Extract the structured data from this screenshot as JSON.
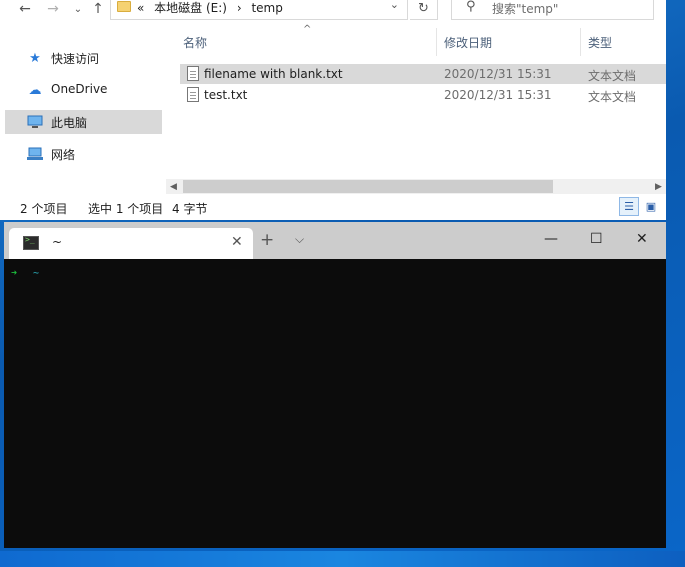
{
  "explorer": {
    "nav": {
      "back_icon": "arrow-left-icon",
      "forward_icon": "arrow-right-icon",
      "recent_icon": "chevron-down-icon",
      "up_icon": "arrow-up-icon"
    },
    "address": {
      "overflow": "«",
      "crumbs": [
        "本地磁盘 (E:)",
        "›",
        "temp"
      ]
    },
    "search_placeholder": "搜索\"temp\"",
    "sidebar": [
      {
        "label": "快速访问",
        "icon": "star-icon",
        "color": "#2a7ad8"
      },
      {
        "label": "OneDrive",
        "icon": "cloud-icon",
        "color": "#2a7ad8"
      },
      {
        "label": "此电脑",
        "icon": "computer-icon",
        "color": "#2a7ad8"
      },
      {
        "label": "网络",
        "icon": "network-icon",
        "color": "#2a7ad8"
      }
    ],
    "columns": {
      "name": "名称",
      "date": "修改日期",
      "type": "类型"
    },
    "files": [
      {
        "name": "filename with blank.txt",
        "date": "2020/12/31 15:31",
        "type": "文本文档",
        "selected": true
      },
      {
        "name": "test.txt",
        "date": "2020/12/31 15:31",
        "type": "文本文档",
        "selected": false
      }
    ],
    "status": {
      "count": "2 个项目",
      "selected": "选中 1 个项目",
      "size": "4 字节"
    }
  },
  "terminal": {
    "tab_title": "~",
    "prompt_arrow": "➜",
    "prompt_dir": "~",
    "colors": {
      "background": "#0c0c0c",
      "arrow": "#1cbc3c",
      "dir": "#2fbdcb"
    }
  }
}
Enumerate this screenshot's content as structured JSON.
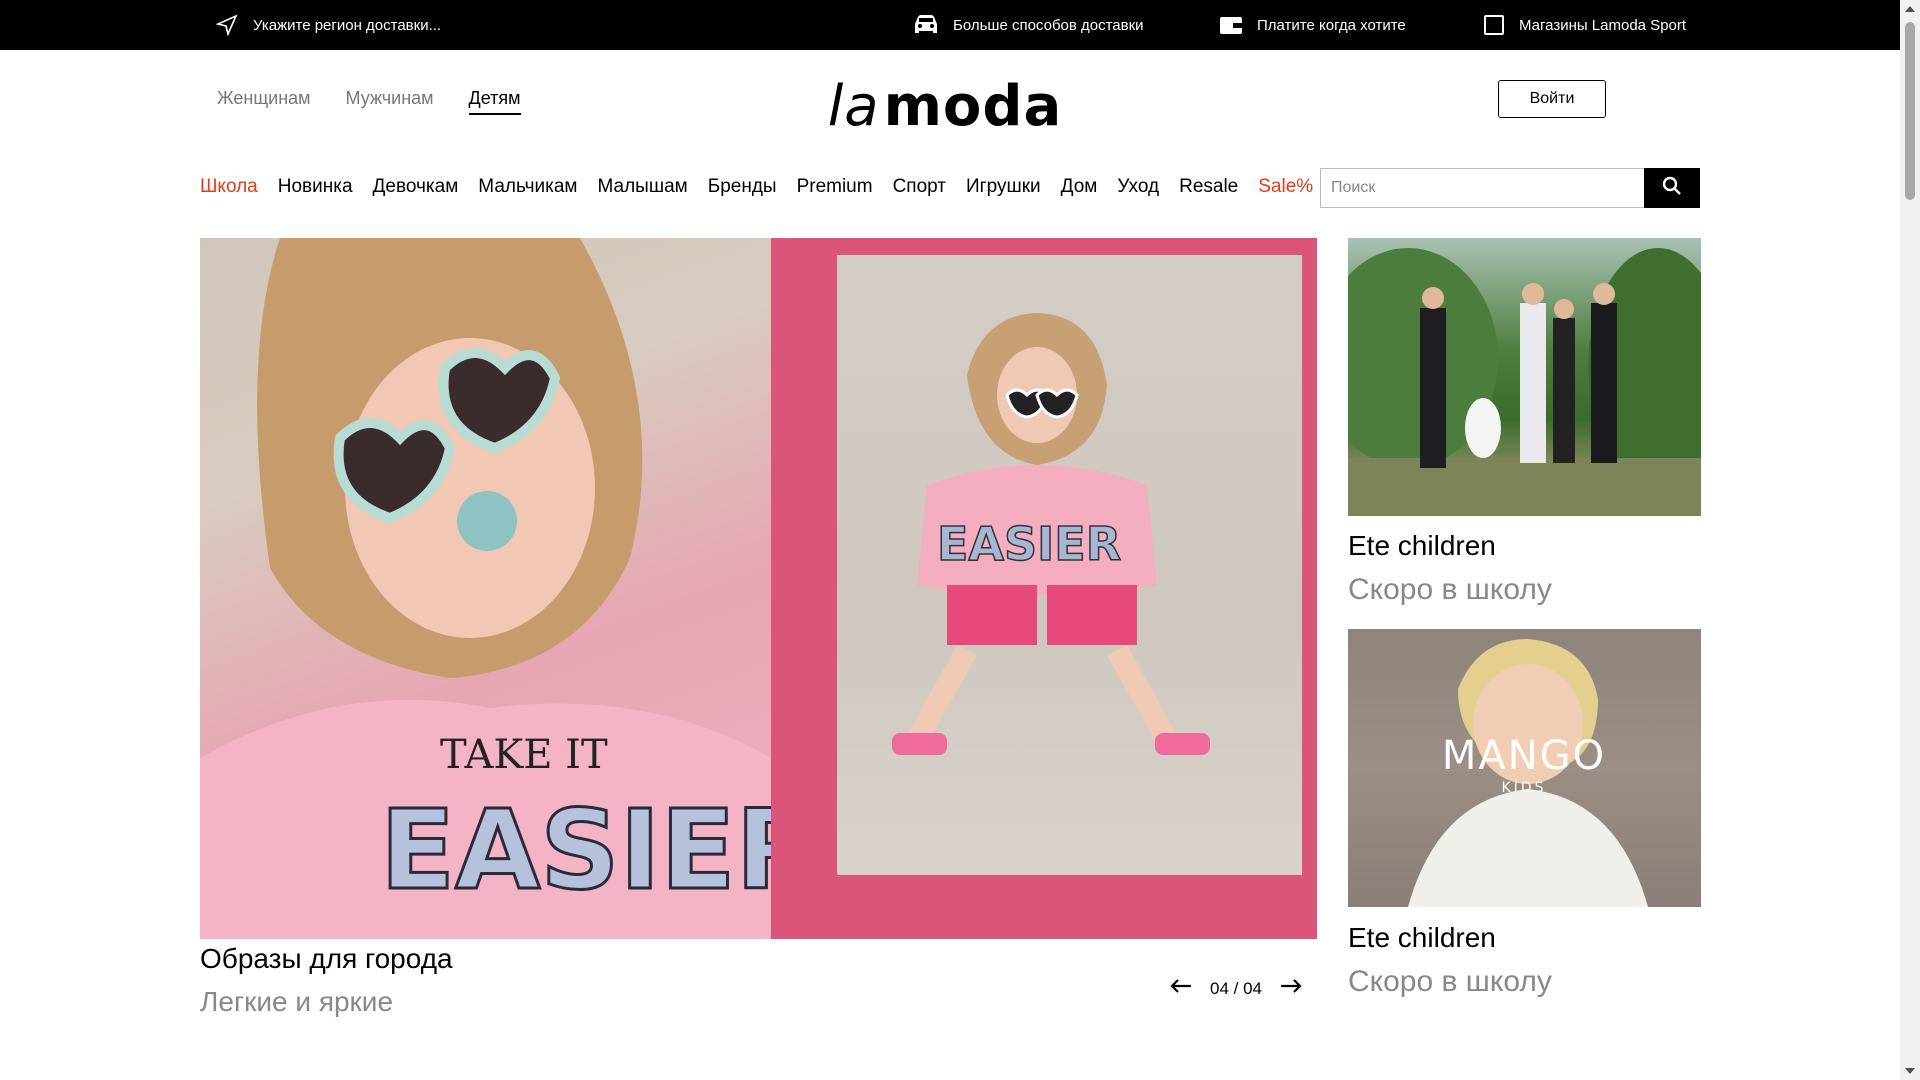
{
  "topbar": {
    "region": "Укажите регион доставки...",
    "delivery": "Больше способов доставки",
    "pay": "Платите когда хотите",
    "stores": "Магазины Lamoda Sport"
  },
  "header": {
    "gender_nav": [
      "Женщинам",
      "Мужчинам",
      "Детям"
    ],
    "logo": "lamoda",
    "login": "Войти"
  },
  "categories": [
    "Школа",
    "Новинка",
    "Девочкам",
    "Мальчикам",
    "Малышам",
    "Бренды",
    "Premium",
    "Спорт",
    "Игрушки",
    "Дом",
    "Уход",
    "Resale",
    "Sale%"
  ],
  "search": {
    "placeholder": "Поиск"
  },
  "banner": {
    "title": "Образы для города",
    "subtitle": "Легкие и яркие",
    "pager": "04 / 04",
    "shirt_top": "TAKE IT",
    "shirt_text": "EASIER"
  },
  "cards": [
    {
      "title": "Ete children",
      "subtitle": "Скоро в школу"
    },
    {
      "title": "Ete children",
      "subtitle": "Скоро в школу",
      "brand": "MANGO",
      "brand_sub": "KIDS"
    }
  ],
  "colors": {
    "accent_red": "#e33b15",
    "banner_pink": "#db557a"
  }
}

----------------------------------------

§ **EXERCISE PROMPT**
Transcribe the records above exactly, leaving out every picture.

§ **EXERCISE ANSWER**
Extract the structured data from this screenshot as JSON.
{
  "explorer": {
    "nav": {
      "back_icon": "arrow-left-icon",
      "forward_icon": "arrow-right-icon",
      "recent_icon": "chevron-down-icon",
      "up_icon": "arrow-up-icon"
    },
    "address": {
      "overflow": "«",
      "crumbs": [
        "本地磁盘 (E:)",
        "›",
        "temp"
      ]
    },
    "search_placeholder": "搜索\"temp\"",
    "sidebar": [
      {
        "label": "快速访问",
        "icon": "star-icon",
        "color": "#2a7ad8"
      },
      {
        "label": "OneDrive",
        "icon": "cloud-icon",
        "color": "#2a7ad8"
      },
      {
        "label": "此电脑",
        "icon": "computer-icon",
        "color": "#2a7ad8"
      },
      {
        "label": "网络",
        "icon": "network-icon",
        "color": "#2a7ad8"
      }
    ],
    "columns": {
      "name": "名称",
      "date": "修改日期",
      "type": "类型"
    },
    "files": [
      {
        "name": "filename with blank.txt",
        "date": "2020/12/31 15:31",
        "type": "文本文档",
        "selected": true
      },
      {
        "name": "test.txt",
        "date": "2020/12/31 15:31",
        "type": "文本文档",
        "selected": false
      }
    ],
    "status": {
      "count": "2 个项目",
      "selected": "选中 1 个项目",
      "size": "4 字节"
    }
  },
  "terminal": {
    "tab_title": "~",
    "prompt_arrow": "➜",
    "prompt_dir": "~",
    "colors": {
      "background": "#0c0c0c",
      "arrow": "#1cbc3c",
      "dir": "#2fbdcb"
    }
  }
}
Enumerate this screenshot's content as structured JSON.
{
  "topbar": {
    "region": "Укажите регион доставки...",
    "delivery": "Больше способов доставки",
    "pay": "Платите когда хотите",
    "stores": "Магазины Lamoda Sport"
  },
  "header": {
    "gender_nav": [
      "Женщинам",
      "Мужчинам",
      "Детям"
    ],
    "logo": "lamoda",
    "login": "Войти"
  },
  "categories": [
    "Школа",
    "Новинка",
    "Девочкам",
    "Мальчикам",
    "Малышам",
    "Бренды",
    "Premium",
    "Спорт",
    "Игрушки",
    "Дом",
    "Уход",
    "Resale",
    "Sale%"
  ],
  "search": {
    "placeholder": "Поиск"
  },
  "banner": {
    "title": "Образы для города",
    "subtitle": "Легкие и яркие",
    "pager": "04 / 04",
    "shirt_top": "TAKE IT",
    "shirt_text": "EASIER"
  },
  "cards": [
    {
      "title": "Ete children",
      "subtitle": "Скоро в школу"
    },
    {
      "title": "Ete children",
      "subtitle": "Скоро в школу",
      "brand": "MANGO",
      "brand_sub": "KIDS"
    }
  ],
  "colors": {
    "accent_red": "#e33b15",
    "banner_pink": "#db557a"
  }
}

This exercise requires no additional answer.